## BEGIN Data excerpts

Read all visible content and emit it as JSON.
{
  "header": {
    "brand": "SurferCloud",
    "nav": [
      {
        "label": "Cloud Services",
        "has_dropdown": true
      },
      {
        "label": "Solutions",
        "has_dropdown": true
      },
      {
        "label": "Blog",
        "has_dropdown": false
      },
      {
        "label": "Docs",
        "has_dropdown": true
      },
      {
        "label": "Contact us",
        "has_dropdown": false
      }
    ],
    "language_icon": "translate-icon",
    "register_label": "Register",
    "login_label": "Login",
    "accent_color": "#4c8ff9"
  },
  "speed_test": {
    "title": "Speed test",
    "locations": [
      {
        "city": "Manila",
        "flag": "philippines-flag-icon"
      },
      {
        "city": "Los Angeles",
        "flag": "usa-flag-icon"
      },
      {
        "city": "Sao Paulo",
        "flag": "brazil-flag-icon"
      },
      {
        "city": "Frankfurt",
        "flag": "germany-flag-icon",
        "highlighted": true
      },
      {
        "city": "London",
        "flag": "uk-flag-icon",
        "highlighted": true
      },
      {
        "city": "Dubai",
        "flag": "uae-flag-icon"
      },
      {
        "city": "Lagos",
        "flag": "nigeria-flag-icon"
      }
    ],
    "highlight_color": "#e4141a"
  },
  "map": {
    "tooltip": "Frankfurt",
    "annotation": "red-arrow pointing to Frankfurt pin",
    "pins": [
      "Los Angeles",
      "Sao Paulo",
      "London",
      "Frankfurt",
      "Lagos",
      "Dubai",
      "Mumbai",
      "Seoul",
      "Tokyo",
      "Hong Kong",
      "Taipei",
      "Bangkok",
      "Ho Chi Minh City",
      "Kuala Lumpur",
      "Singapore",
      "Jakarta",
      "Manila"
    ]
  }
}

## END Data excerpts

Task to complete
Reply with only the number of lines in the material above where the string "flag" appears.

Solution to this problem
7